> _Task statement_
In the records below, count every line containing "Blackman". Reply with the number only.

> _Input material_
┏━━
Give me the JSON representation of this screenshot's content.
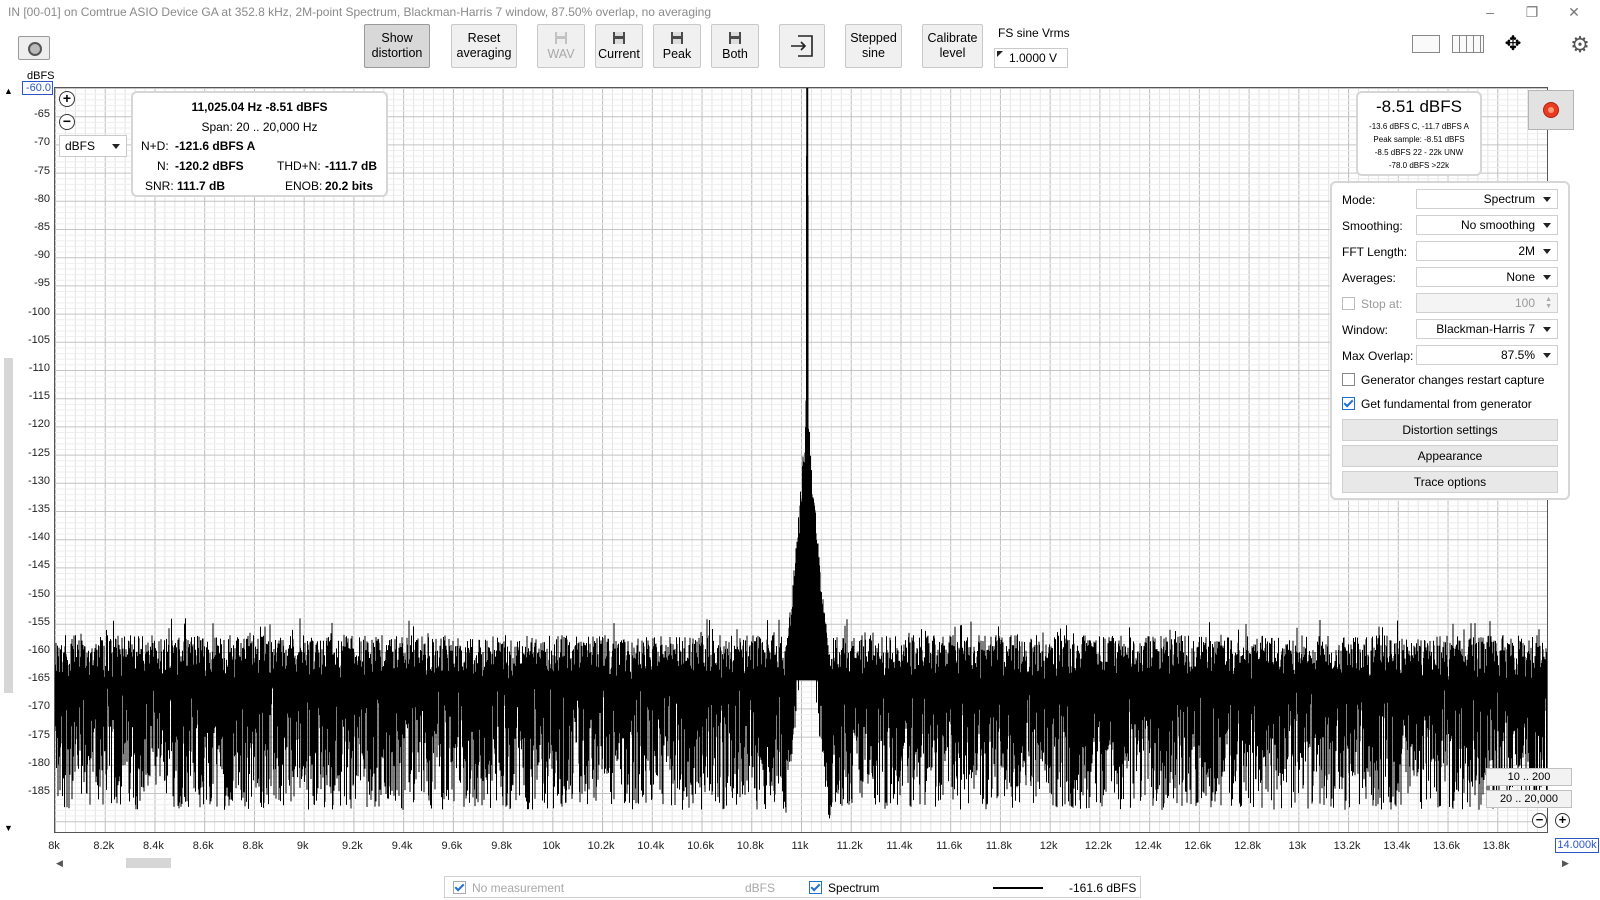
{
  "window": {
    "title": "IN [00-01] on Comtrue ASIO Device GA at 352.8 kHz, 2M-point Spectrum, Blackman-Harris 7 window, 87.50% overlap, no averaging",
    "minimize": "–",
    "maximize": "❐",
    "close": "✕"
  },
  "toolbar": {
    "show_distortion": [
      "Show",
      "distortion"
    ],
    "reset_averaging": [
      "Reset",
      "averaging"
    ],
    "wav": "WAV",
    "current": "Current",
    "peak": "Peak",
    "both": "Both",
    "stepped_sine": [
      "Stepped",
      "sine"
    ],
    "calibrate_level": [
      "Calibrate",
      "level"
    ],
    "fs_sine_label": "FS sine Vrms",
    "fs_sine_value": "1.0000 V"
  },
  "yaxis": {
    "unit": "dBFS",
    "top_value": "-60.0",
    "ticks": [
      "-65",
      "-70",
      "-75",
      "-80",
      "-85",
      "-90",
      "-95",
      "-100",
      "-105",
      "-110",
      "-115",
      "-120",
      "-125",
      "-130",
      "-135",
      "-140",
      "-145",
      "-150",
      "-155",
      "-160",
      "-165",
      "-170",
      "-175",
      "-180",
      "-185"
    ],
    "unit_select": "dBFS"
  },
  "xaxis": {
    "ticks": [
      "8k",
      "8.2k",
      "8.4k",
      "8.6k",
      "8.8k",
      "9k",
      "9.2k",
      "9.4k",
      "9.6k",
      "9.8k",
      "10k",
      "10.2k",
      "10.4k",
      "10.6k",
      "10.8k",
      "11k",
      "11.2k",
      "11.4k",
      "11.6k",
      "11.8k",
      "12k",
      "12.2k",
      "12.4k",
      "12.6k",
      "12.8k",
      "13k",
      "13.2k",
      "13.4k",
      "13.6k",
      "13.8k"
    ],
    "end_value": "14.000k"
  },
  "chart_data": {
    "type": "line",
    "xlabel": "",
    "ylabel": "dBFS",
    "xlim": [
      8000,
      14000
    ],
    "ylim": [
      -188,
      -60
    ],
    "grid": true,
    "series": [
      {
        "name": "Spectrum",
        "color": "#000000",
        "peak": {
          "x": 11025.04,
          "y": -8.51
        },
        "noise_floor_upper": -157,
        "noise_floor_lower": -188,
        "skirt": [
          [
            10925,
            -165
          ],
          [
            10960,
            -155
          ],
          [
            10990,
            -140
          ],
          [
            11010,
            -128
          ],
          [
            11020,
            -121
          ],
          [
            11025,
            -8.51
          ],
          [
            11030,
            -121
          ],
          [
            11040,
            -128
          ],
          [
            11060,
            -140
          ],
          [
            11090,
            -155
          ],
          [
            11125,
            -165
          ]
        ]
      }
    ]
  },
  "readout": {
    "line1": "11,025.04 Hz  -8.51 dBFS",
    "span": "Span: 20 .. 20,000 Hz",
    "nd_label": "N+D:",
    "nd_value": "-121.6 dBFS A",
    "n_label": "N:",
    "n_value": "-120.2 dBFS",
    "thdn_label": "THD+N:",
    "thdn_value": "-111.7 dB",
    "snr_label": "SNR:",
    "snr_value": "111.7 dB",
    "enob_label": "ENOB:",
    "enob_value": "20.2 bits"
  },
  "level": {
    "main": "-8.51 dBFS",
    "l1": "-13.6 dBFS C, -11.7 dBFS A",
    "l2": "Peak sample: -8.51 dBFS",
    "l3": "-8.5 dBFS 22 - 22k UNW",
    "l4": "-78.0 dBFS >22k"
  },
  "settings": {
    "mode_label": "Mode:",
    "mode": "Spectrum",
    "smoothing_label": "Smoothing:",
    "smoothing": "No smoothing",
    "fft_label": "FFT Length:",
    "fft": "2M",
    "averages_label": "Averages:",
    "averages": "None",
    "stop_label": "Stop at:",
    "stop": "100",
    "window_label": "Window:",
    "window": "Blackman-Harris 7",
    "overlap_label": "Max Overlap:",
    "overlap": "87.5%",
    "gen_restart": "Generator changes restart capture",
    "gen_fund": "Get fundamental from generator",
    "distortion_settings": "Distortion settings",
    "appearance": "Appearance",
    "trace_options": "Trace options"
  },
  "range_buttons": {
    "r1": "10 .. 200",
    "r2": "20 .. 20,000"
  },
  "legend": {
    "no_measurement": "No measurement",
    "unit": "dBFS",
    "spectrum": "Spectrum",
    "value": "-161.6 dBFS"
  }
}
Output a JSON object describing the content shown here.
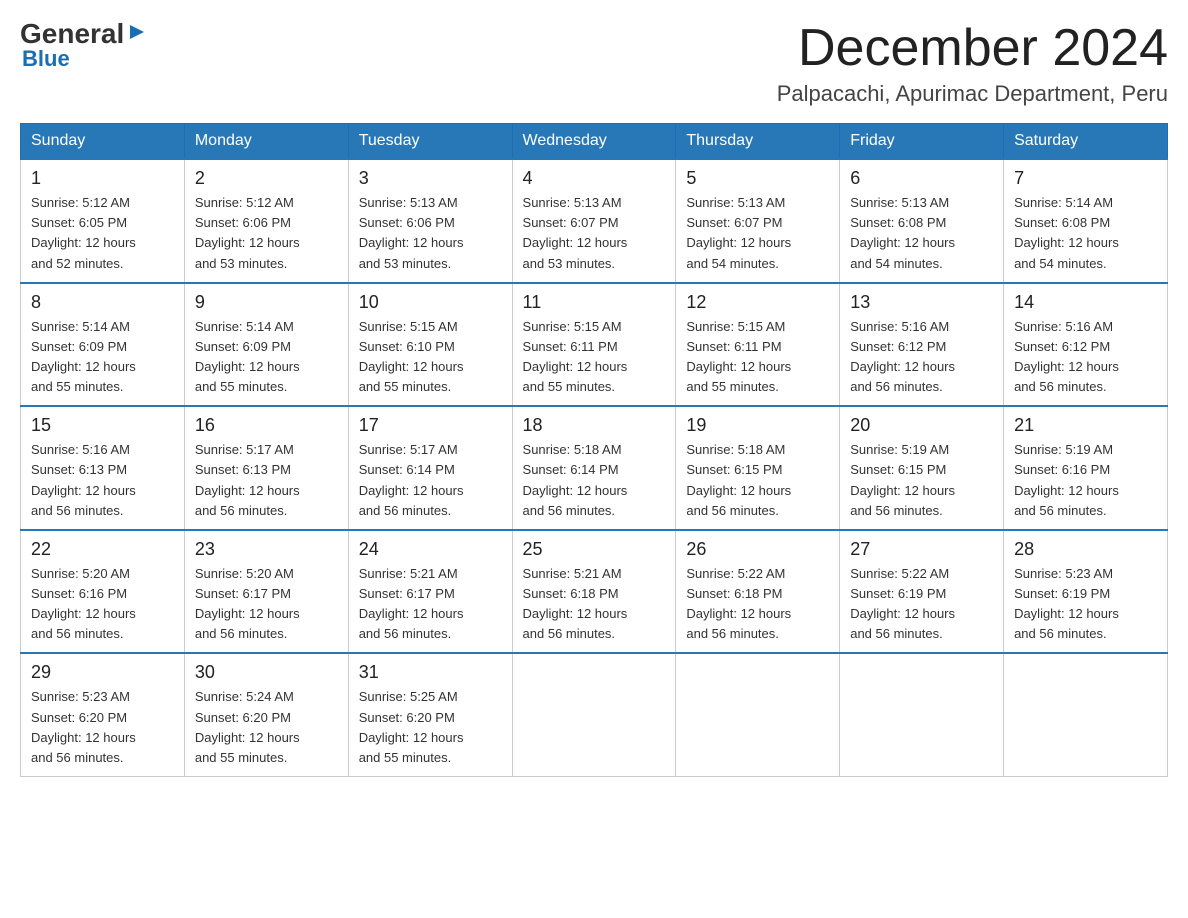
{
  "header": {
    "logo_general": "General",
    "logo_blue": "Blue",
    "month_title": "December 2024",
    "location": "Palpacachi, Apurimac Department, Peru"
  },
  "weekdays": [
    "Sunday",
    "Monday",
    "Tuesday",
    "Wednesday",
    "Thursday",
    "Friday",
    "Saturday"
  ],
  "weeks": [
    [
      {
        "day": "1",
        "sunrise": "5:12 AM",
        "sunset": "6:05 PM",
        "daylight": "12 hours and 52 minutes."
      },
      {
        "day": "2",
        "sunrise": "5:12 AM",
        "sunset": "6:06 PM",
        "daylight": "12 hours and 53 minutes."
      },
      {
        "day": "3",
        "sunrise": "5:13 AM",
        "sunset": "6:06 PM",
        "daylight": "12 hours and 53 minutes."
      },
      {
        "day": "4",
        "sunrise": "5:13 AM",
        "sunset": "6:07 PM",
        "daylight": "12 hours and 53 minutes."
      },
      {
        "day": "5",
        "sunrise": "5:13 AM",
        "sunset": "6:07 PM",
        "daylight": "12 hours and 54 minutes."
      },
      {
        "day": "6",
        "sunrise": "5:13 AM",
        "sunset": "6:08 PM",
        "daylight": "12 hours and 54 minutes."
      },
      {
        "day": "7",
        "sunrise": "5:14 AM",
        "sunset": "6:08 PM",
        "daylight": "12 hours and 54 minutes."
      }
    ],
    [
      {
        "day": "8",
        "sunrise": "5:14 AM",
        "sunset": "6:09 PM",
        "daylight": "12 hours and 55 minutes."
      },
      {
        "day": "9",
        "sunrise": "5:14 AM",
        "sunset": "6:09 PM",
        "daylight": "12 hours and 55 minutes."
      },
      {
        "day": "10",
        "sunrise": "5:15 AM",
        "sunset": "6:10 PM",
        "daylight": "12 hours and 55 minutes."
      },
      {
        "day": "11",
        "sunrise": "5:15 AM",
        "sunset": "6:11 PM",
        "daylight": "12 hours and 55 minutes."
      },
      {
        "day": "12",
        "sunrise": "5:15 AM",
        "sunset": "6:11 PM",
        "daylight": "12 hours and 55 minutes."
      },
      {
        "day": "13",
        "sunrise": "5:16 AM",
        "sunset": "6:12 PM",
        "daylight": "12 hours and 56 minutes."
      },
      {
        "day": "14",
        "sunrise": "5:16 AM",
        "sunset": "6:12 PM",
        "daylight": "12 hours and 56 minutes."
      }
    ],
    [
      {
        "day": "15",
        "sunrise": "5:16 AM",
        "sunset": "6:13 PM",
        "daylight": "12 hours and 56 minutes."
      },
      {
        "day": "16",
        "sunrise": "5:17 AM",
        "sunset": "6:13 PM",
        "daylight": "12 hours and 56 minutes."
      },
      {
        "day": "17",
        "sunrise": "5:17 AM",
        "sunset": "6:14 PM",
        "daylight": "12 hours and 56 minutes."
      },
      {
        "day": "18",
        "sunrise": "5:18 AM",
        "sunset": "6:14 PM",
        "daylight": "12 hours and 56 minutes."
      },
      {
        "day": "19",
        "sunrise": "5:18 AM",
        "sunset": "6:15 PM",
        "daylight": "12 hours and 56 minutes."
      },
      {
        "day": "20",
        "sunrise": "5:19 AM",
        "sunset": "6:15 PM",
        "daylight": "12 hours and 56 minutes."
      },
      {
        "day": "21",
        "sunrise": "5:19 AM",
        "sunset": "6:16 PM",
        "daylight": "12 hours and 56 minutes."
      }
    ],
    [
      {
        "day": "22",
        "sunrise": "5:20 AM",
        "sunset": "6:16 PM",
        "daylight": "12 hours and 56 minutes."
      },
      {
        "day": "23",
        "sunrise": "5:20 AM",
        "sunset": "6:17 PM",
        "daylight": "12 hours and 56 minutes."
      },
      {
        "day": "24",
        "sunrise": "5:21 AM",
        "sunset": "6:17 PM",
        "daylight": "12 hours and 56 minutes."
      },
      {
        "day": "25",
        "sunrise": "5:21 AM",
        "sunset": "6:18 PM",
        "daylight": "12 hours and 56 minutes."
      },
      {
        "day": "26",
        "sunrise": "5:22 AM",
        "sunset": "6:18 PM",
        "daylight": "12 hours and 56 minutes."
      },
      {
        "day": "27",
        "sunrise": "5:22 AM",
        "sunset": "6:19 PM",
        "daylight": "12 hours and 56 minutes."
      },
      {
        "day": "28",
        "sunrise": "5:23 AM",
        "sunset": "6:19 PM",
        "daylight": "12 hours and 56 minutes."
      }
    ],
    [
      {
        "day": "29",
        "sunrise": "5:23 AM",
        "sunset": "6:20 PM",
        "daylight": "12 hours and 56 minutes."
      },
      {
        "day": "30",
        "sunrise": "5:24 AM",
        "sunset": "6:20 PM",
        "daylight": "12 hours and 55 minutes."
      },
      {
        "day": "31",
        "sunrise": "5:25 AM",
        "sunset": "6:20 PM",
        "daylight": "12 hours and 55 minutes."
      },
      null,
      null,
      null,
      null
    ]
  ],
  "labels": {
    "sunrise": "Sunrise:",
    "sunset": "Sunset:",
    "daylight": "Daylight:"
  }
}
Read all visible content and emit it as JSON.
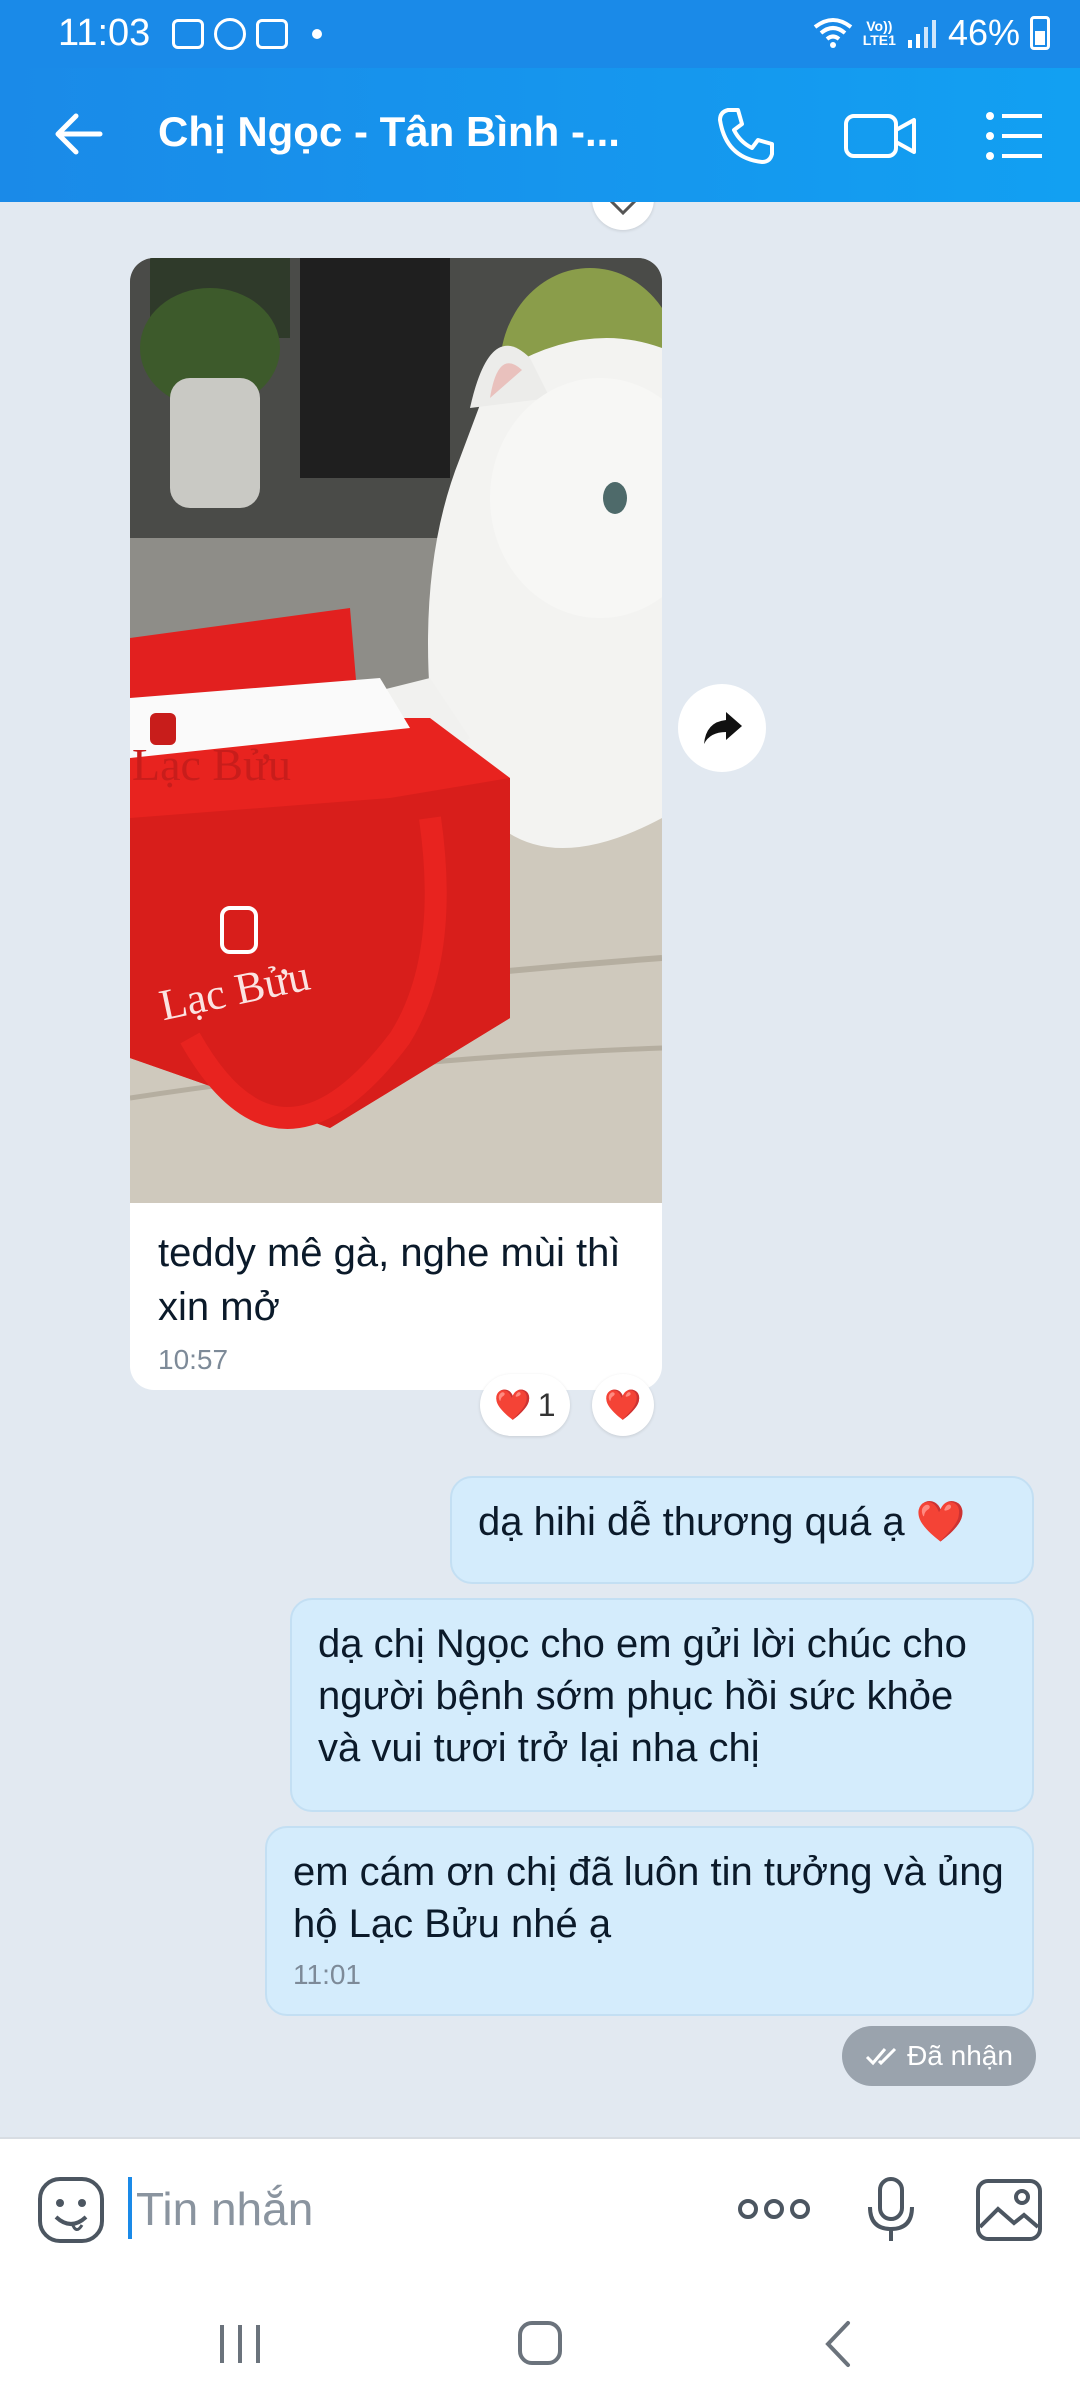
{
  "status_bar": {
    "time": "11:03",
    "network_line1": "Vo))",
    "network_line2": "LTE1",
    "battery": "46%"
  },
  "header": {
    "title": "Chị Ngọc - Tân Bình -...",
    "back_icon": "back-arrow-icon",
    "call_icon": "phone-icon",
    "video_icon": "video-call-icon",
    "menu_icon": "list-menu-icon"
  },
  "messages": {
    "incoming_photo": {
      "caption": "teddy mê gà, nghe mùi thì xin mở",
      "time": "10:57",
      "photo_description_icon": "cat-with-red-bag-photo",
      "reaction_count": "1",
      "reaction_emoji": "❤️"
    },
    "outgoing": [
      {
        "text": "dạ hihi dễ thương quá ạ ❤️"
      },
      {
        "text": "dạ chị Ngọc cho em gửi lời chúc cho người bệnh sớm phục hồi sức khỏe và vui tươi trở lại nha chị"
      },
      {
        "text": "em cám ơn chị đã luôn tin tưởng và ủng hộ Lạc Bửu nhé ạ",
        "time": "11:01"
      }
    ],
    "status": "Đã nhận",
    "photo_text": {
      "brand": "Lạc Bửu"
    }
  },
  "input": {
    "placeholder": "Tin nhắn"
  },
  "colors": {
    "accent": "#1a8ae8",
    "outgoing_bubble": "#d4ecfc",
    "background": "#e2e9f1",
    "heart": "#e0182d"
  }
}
┗━━
> _Right answer_
2